§ **Data supplied**
================

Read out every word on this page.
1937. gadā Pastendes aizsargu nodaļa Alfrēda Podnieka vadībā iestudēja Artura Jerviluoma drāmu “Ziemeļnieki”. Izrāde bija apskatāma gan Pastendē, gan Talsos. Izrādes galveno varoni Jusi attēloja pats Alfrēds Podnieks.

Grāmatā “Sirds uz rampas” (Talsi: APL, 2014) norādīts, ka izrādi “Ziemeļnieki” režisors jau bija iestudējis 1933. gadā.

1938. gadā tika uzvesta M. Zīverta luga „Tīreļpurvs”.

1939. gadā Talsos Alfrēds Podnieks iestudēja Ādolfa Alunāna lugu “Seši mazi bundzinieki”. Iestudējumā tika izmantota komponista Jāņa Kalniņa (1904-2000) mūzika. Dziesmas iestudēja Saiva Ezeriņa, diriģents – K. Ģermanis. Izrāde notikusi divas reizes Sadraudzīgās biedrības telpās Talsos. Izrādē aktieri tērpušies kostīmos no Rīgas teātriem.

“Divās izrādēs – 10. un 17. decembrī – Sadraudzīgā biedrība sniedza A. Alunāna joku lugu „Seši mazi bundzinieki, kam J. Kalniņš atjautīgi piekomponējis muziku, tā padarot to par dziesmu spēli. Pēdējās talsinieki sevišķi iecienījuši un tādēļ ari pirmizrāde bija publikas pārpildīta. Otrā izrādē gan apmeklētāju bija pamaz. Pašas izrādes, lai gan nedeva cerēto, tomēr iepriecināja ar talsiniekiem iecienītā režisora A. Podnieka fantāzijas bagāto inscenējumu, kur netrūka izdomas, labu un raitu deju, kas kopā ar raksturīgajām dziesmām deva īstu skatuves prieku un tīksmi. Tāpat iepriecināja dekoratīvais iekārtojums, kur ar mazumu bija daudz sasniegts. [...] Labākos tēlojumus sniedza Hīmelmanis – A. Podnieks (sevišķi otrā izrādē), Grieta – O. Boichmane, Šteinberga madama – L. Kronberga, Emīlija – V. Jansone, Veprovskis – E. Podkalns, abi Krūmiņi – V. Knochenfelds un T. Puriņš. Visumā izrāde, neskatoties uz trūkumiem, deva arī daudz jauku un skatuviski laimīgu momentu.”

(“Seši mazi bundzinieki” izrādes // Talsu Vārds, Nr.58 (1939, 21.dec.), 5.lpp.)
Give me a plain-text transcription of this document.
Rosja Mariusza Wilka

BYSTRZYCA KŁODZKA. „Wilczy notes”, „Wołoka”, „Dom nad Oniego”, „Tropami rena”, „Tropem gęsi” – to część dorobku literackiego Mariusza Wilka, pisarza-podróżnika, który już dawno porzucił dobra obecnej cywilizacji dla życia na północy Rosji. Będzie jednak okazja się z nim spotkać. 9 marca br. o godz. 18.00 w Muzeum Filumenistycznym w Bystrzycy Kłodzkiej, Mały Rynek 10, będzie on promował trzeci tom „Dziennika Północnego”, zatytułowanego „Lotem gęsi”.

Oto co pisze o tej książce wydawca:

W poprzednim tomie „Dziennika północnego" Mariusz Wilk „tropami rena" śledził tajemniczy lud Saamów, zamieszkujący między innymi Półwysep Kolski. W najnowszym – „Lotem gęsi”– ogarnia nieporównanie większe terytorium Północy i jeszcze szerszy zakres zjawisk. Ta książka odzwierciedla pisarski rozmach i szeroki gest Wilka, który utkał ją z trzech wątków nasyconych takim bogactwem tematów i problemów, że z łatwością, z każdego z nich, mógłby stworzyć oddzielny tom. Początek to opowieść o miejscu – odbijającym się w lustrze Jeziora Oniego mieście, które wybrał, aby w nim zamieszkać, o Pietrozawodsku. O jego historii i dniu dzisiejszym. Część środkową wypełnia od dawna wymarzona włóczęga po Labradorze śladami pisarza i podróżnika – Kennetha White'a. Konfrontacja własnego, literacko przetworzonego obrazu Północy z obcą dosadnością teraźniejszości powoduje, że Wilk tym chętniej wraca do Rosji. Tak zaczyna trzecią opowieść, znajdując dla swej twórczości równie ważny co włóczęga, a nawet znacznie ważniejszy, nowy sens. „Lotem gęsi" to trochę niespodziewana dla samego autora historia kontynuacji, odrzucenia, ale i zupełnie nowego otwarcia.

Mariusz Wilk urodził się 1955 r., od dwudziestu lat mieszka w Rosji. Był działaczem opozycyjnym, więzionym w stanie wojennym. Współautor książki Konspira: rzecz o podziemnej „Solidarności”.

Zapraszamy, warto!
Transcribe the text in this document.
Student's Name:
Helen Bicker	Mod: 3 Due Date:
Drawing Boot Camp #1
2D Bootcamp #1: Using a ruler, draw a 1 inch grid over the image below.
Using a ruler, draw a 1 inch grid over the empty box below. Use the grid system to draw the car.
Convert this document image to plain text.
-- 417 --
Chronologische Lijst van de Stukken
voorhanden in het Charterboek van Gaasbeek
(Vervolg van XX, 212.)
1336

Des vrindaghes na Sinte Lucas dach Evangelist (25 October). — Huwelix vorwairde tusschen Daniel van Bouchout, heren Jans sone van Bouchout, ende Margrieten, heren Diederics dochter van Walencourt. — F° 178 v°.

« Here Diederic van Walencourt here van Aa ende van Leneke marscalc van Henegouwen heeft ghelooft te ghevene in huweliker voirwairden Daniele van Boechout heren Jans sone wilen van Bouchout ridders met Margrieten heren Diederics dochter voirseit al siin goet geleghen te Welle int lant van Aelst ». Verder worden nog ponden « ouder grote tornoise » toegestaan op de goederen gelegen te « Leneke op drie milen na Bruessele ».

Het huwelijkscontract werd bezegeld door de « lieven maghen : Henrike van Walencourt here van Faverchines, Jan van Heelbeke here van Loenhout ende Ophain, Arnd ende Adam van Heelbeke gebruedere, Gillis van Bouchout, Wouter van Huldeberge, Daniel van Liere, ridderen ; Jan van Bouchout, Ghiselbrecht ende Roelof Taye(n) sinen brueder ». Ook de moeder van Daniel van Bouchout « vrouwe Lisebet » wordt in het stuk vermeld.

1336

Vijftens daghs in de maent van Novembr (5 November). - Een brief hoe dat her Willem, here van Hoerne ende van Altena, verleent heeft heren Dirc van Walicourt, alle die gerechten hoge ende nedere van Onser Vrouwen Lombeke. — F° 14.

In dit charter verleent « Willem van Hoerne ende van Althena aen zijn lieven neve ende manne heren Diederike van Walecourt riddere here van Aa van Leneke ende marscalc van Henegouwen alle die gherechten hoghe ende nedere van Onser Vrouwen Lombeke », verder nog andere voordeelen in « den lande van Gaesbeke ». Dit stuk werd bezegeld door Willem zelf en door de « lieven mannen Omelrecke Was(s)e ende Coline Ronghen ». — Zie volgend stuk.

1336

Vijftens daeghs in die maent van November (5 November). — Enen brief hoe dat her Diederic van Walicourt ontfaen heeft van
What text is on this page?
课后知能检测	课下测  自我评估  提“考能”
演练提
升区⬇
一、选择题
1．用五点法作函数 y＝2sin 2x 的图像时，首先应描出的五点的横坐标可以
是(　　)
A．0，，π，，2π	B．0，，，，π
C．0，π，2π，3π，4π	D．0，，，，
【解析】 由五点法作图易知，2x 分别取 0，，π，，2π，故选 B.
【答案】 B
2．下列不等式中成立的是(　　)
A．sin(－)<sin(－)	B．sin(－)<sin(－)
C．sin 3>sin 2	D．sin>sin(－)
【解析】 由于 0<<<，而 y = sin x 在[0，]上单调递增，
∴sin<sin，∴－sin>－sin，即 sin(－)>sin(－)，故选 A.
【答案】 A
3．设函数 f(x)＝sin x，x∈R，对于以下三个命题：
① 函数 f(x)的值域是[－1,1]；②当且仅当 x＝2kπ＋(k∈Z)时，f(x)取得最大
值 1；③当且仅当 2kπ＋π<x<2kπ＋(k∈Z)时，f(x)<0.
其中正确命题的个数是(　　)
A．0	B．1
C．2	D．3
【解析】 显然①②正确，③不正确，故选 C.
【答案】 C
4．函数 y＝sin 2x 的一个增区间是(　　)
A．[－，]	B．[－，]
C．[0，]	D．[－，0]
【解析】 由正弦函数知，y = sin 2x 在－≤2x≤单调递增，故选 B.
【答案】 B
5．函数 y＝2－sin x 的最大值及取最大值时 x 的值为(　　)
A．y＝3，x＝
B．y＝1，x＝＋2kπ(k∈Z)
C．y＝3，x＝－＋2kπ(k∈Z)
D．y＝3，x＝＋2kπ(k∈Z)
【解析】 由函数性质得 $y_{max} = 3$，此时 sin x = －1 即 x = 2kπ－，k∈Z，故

================

§ **Written problem**
Pick out the lines containing the string "Onser".

§ **Answer below**
Vijftens daghs in de maent van Novembr (5 November). - Een brief hoe dat her Willem, here van Hoerne ende van Altena, verleent heeft heren Dirc van Walicourt, alle die gerechten hoge ende nedere van Onser Vrouwen Lombeke. — F° 14.
In dit charter verleent « Willem van Hoerne ende van Althena aen zijn lieven neve ende manne heren Diederike van Walecourt riddere here van Aa van Leneke ende marscalc van Henegouwen alle die gherechten hoghe ende nedere van Onser Vrouwen Lombeke », verder nog andere voordeelen in « den lande van Gaesbeke ». Dit stuk werd bezegeld door Willem zelf en door de « lieven mannen Omelrecke Was(s)e ende Coline Ronghen ». — Zie volgend stuk.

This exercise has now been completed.